**Exercise inputs:**
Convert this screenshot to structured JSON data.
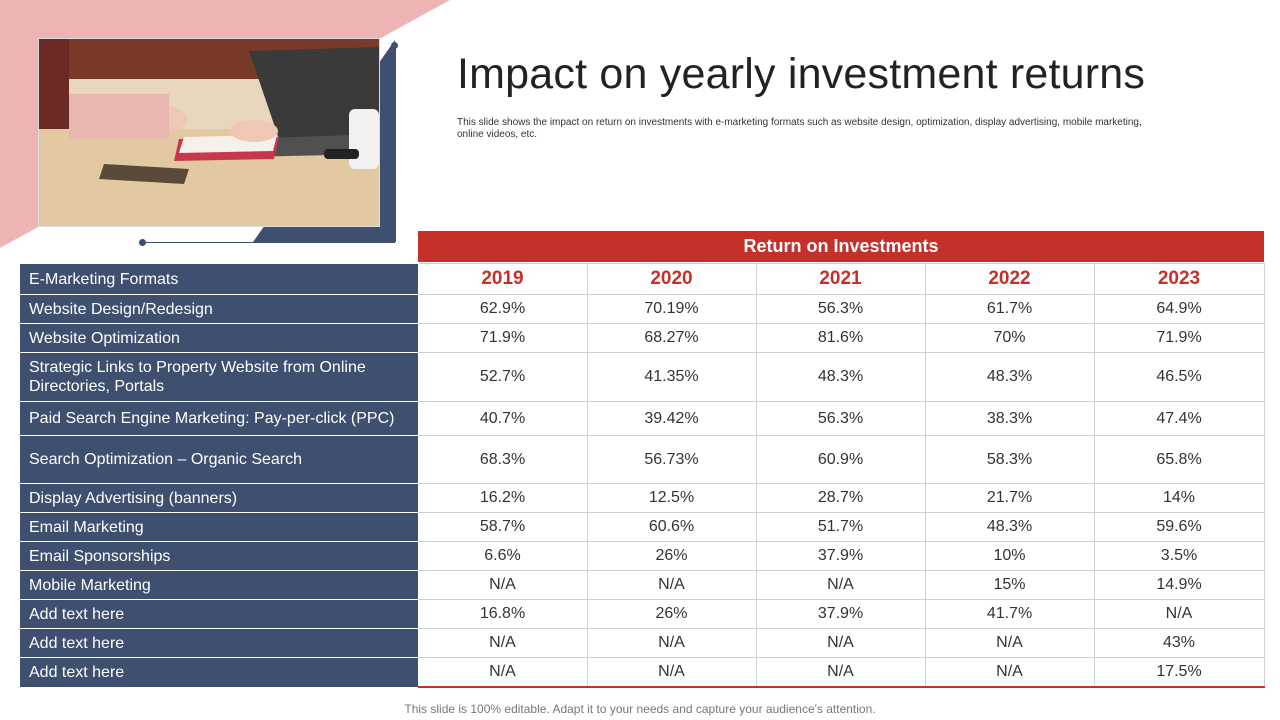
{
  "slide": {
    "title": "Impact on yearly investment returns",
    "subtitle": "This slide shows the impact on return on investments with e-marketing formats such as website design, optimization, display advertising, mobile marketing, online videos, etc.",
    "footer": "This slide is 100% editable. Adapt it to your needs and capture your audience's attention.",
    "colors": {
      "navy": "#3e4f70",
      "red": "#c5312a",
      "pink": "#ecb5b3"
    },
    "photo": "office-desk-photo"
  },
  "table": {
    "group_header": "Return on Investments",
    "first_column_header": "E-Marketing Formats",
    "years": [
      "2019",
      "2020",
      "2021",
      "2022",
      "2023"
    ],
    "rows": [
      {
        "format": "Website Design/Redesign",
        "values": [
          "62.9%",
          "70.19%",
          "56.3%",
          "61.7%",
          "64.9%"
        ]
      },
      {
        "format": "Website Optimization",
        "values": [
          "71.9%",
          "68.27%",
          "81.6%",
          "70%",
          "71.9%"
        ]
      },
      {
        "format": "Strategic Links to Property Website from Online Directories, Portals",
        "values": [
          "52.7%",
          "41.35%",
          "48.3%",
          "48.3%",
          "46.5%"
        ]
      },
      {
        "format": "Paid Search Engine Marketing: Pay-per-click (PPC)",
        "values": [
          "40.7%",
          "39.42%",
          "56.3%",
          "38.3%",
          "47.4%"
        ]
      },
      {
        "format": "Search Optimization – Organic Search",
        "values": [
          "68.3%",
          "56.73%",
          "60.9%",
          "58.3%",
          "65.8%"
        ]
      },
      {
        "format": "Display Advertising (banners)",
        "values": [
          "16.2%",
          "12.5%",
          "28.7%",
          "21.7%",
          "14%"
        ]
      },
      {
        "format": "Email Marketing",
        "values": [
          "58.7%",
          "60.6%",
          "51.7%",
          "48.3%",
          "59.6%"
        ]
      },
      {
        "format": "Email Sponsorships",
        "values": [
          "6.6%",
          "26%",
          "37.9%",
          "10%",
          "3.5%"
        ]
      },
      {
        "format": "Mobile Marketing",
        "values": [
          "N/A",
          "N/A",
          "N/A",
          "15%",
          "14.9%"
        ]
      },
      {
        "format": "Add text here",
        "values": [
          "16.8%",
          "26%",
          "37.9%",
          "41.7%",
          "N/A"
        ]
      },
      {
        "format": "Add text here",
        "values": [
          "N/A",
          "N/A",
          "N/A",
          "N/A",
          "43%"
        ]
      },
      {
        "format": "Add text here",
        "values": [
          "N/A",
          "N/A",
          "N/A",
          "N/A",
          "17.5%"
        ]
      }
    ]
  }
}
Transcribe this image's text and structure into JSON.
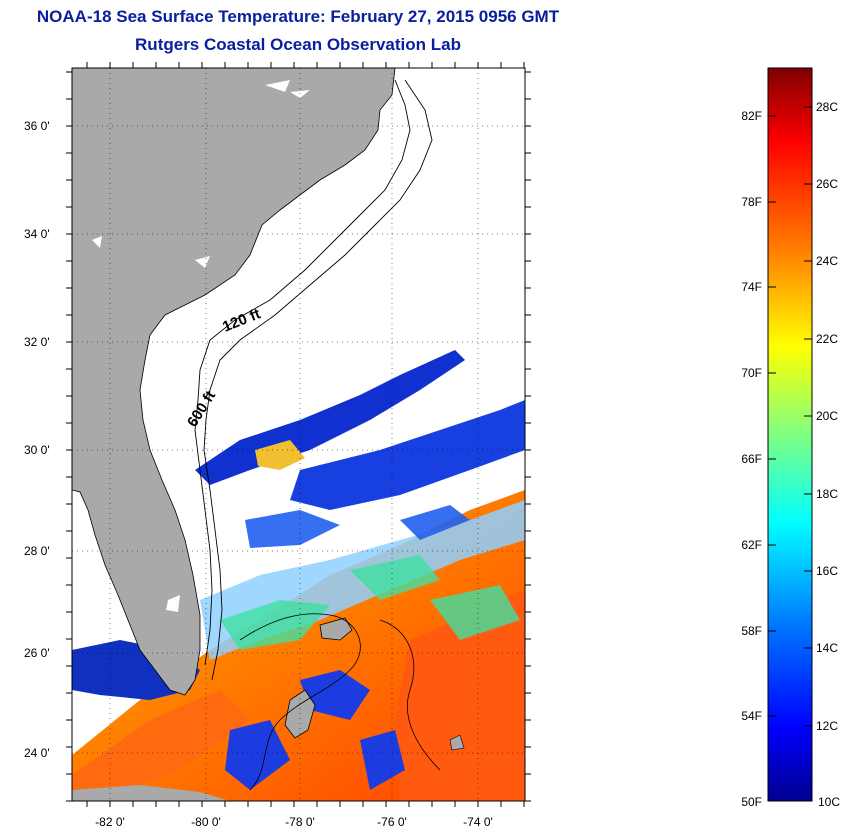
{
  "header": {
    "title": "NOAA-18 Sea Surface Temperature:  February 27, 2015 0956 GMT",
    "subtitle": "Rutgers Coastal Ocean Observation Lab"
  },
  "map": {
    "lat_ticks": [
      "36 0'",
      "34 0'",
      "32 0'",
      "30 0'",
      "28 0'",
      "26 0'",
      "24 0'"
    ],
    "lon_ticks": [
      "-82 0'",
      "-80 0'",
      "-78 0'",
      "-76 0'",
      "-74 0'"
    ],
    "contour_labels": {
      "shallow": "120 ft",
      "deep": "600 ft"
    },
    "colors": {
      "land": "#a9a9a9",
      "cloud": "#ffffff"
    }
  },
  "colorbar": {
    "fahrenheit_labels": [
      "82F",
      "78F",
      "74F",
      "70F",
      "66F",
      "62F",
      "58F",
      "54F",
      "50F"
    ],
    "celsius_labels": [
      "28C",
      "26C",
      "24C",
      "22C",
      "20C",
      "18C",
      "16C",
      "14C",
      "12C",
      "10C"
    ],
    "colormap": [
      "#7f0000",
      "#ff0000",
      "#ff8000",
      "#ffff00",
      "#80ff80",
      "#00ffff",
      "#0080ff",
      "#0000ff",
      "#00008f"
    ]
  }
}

* * *

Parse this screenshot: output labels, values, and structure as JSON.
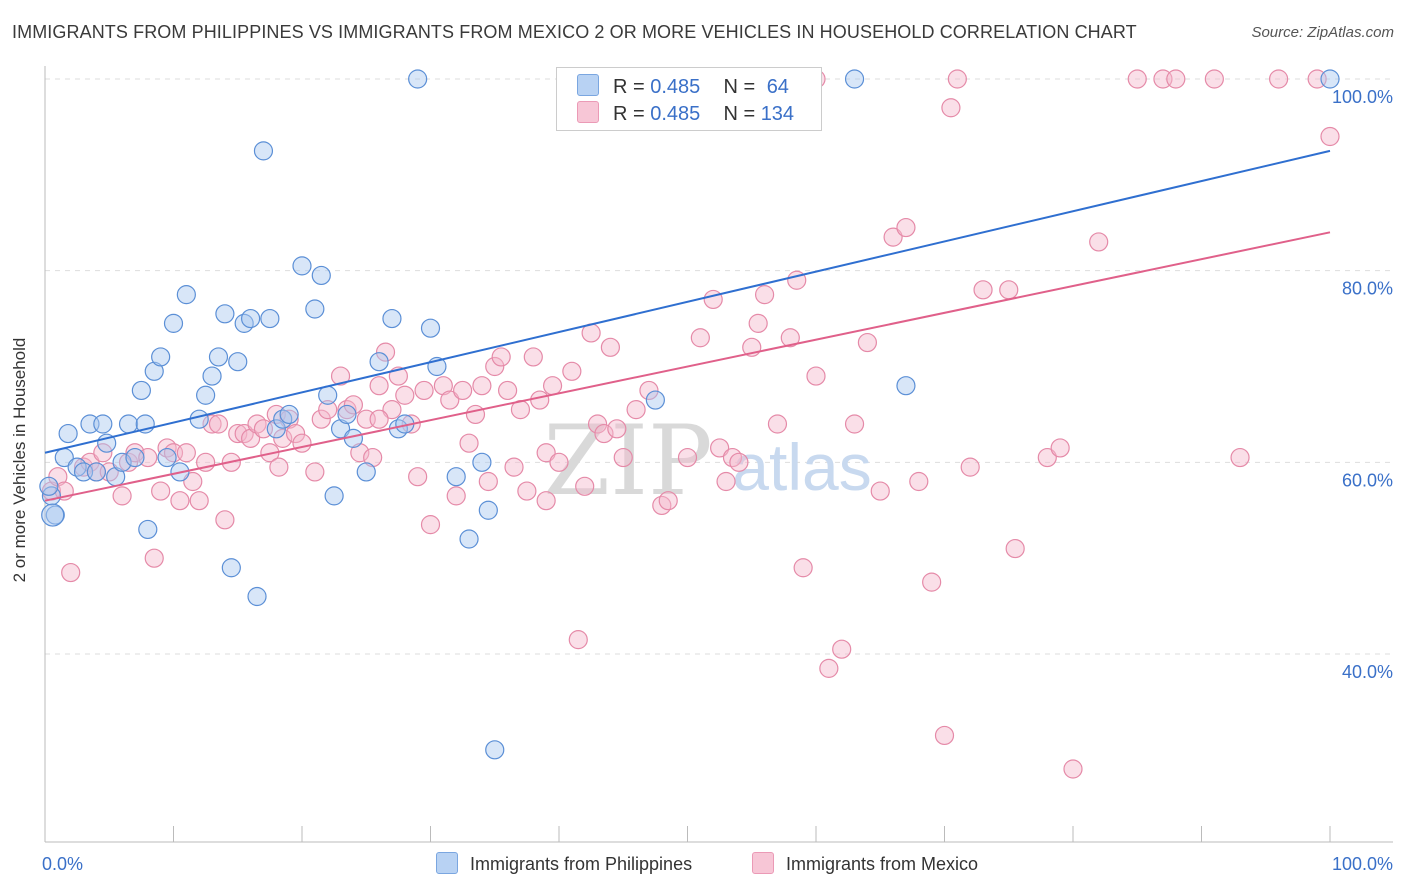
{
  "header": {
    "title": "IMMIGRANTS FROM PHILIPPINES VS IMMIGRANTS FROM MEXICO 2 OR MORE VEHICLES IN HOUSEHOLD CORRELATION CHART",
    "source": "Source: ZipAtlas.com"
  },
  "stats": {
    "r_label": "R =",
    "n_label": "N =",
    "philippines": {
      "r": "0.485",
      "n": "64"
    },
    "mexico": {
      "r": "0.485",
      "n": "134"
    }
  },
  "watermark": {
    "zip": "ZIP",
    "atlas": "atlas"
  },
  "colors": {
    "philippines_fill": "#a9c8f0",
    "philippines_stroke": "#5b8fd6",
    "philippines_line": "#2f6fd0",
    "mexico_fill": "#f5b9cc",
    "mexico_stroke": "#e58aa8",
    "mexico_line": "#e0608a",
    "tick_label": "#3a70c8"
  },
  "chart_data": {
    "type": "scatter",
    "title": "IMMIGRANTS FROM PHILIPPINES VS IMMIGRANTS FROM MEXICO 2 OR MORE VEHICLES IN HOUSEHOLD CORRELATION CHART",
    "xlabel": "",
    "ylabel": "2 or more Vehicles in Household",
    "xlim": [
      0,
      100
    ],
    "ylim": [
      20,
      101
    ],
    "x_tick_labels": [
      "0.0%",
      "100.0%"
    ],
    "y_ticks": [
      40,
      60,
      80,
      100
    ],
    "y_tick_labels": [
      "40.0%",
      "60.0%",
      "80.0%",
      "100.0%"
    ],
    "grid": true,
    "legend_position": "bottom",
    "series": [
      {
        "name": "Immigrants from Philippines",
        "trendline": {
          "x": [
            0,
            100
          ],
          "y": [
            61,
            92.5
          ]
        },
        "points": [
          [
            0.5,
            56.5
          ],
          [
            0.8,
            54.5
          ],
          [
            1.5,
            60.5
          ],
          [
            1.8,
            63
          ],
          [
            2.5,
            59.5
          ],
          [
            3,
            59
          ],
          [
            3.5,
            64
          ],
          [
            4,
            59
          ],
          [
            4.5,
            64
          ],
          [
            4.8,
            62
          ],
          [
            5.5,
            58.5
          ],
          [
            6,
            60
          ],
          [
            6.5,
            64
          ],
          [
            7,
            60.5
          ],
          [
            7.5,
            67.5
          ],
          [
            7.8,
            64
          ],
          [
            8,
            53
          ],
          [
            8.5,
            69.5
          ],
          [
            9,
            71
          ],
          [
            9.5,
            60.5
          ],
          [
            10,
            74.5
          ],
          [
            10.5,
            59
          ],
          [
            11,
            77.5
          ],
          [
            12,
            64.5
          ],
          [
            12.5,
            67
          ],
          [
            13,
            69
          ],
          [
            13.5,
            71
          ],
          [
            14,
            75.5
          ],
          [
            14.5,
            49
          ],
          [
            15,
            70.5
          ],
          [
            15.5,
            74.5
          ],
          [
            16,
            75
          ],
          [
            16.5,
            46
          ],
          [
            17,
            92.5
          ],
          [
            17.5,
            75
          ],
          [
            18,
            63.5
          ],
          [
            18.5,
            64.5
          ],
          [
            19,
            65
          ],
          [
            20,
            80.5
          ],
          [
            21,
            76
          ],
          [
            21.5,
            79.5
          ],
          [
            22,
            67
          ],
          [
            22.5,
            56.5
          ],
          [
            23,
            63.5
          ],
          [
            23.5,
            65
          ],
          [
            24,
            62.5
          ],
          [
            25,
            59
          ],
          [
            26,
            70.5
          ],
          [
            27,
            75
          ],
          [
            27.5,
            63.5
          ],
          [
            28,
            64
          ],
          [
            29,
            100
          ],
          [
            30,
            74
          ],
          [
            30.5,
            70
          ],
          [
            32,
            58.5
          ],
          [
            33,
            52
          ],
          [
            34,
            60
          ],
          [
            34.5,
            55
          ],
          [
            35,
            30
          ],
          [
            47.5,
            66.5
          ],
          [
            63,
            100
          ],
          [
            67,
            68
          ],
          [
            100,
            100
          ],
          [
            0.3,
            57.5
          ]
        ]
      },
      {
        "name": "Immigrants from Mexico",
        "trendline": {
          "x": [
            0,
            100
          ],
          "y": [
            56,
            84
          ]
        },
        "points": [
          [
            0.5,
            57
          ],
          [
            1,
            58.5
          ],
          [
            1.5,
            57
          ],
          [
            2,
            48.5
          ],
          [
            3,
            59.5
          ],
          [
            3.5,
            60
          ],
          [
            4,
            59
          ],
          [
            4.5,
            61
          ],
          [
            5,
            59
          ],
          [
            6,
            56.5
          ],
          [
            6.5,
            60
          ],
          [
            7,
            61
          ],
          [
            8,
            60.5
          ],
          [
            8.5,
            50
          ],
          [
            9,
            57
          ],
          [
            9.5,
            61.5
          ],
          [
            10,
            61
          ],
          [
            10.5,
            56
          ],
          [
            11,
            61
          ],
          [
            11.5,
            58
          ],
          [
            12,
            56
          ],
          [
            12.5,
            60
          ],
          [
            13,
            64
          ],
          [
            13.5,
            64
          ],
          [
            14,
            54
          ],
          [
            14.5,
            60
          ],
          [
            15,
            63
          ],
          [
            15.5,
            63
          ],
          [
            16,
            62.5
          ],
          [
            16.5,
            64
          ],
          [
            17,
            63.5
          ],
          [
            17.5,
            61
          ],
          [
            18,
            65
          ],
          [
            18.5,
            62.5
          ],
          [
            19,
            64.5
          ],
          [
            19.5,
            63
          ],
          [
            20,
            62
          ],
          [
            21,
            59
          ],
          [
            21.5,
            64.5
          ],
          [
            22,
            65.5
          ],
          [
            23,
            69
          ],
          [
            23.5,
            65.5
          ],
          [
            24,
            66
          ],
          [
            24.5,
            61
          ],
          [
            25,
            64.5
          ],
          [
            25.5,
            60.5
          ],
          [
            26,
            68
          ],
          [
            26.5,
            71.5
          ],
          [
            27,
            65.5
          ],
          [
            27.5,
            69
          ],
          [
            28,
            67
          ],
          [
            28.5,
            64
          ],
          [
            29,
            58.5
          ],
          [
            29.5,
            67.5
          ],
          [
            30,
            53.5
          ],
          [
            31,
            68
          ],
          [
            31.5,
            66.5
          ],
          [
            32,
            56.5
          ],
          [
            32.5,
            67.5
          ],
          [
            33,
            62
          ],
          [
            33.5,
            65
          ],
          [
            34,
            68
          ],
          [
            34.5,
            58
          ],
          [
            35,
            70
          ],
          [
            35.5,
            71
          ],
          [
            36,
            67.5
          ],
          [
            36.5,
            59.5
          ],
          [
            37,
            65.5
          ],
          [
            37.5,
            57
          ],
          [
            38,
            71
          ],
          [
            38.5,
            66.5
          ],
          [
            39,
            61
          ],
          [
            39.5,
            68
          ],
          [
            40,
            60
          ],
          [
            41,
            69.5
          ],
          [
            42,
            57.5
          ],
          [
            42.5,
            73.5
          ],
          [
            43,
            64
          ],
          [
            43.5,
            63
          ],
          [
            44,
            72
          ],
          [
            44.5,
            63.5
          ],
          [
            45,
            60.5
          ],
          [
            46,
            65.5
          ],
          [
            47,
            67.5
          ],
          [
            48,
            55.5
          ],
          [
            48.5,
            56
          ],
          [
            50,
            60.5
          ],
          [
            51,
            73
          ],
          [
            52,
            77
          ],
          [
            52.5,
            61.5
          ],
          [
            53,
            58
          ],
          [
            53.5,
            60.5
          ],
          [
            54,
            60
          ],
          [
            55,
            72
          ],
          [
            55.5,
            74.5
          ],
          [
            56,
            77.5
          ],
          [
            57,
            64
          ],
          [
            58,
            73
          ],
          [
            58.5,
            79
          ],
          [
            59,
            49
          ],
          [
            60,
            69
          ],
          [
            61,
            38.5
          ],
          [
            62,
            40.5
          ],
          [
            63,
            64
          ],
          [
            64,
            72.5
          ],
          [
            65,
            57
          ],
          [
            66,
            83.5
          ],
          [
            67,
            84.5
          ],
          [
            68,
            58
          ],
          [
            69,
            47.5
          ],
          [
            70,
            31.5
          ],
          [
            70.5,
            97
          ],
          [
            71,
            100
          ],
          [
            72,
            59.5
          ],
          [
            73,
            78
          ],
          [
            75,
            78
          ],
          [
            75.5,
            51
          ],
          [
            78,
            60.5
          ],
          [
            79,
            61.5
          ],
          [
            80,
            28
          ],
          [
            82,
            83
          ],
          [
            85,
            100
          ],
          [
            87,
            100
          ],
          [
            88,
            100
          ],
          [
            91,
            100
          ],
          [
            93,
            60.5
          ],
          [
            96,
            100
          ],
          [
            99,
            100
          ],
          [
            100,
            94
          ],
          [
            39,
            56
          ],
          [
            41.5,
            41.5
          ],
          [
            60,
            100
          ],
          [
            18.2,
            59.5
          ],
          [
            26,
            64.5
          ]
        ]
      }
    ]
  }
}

**Requirements:**
In how many lines does the word "subtitle" appear? Respond with the number alone.

**Answer to this task:**
2